## Aufgabe A
Beantworte diese Fragen zum Beschluss über Zusatzschilder:
(i) Welches Gericht hat entschieden, und an welchem Datum?
(ii) Welches Zeichen stand über den beiden Zusatzschildern?
(iii) Für wen ist die Anordnung dem Text nach zumindest objektiv unklar?
## Aufgabe B
Wie lässt sich der Absatz „Verbotsregelungen durch Zusatzschilder müssen …“ aus dem Beschluss über Zusatzschilder als knappe Liste wiedergeben, ohne dass seine wesentlichen Aussagen verloren gehen?
## Aufgabe C
Setze den Text über den Beschluss zu verwirrenden Zusatzschildern nach seinem letzten Satz fort.

## Angezeigter Text
Das Verkehrslexikon

A     B     C     D     E     F     G     H     I     K     L     M     N     O     P     Q     R     S     T     U     V     W     Z    

OLG Dresden Beschluss vom 19.12.1996 - 2 Ss (OWi) 507/96 - Zur Klarheit, Eindeutigkeit und zum sinnvollen Inhalt von Zusatzschildern

OLG Dresden v. 19.12.1996: Zur Klarheit, Eindeutigkeit und zum sinnvollen Inhalt von Zusatzschildern


Zum Problem verwirrender Zusatzschilder zu einem Parkverbotsschild hat das OLG Dresden (Beschluss vom 19.12.1996 - 2 Ss (OWi) 507/96) entschieden:
Verbotsregelungen durch Zusatzschilder müssen klar, sinnvoll und eindeutig sein. Eine Anordnung mit Zeichen 314 (Parkplatz) und den darunter befindlichen zwei Zusatzschildern mit dem Sinnbild "Anwohner mit Parkausweisnummer" (ZZ 1020) einerseits und Einschränkungen der Parkzeit (ZZ 1042-33) andererseits erfüllt diese Voraussetzungen nicht und ist zumindest für Nichtanwohner objektiv unklar.

## Datensätze

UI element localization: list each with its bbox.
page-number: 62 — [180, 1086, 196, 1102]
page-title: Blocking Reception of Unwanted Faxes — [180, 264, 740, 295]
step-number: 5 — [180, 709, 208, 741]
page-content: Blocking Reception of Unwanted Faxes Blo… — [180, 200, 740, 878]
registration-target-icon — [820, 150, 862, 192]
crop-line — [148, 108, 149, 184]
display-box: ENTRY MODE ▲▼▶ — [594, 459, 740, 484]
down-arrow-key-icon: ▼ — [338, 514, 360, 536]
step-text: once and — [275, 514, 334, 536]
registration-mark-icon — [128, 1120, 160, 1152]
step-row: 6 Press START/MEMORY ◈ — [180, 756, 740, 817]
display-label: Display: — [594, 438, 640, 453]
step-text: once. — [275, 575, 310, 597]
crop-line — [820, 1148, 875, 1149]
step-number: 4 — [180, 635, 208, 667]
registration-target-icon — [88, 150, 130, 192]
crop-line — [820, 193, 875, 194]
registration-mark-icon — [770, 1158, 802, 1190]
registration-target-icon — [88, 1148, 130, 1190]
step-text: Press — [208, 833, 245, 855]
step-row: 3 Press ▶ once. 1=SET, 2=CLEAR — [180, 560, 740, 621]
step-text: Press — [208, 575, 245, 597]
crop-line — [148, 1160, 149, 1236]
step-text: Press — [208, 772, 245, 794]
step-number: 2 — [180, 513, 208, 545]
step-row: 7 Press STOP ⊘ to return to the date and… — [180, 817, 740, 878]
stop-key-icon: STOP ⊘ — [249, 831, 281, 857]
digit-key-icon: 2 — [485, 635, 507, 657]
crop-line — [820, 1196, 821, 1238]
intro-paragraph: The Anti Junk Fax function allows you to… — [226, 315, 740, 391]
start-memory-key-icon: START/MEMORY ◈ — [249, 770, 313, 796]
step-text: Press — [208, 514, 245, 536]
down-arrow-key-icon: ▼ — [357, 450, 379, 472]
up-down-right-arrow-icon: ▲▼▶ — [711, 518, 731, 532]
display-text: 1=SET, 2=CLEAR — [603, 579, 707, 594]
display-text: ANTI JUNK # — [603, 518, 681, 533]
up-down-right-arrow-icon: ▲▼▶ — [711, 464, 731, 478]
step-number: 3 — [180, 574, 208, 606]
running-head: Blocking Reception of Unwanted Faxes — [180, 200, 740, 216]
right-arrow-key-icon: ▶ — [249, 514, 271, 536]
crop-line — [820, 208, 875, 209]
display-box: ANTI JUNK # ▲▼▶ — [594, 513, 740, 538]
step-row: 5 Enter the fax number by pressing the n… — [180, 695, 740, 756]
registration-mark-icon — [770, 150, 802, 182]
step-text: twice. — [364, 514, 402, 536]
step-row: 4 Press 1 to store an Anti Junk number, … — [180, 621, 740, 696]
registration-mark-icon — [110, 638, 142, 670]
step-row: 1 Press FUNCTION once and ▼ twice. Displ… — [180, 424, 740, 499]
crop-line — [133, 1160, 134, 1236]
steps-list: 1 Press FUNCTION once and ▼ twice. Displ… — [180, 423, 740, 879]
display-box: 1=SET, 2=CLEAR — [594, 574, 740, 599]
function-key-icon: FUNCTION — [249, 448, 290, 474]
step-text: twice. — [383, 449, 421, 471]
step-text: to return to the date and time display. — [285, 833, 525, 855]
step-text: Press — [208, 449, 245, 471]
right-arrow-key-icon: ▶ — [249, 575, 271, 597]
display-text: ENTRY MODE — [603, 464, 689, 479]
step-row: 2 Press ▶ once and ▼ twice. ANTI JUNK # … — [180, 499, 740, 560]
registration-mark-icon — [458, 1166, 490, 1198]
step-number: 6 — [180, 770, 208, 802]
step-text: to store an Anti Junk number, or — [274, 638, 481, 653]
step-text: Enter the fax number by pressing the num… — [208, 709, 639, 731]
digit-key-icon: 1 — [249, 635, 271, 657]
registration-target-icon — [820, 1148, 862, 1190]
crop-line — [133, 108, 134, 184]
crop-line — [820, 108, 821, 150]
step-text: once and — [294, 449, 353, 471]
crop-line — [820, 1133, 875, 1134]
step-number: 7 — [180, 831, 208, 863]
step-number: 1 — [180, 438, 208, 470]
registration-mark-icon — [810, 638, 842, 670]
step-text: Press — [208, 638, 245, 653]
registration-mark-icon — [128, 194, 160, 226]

## Lösung A
(i) Das OLG Dresden, am 19.12.1996.
(ii) Zeichen 314 (Parkplatz).
(iii) Für Nichtanwohner.

## Lösung B
- Verbotsregelungen durch Zusatzschilder müssen klar, sinnvoll und eindeutig sein.
- Beurteilte Anordnung: Zeichen 314 (Parkplatz) mit zwei Zusatzschildern darunter:
  - Sinnbild „Anwohner mit Parkausweisnummer“ (ZZ 1020)
  - Einschränkungen der Parkzeit (ZZ 1042-33)
- Diese Anordnung erfüllt die Voraussetzungen nicht.
- Sie ist zumindest für Nichtanwohner objektiv unklar.

## Lösung C
Siehe auch Verkehrszeichen - Verkehrsschilder und Stichwörter zum Thema Halten und Parken


Entscheidungsgründe:

I.

Das Amtsgericht Leipzig hat den Betroffenen wegen fahrlässigen Parkverstoßes zu einer Geldbuße von 50,00 DM verurteilt, weil er an einer Stelle, an der "das Parken gemäß Verkehrszeichen - Nr. 314 mit Zusatzschild unter anderem von 16.00 Uhr bis 20.00 Uhr nur für Anwohner mit Parkausweis erlaubt" sei, innerhalb des genannten Zeitraums geparkt hatte, ohne einen solchen Parkausweis zu besitzen.

Hiergegen hat der Betroffene durch seinen Verteidiger form- und fristgerecht Rechtsbeschwerde eingelegt und mit der Verletzung sachlichen Rechts begründet sowie die Zulassung der Rechtsbeschwerde und Freispruch beantragt. Dem hat sich die Staatsanwaltschaft bei dem Oberlandesgericht angeschlossen.


II.

Das Rechtsmittel hat aus den mit den jeweiligen Anträgen angeführten Gründen Erfolg.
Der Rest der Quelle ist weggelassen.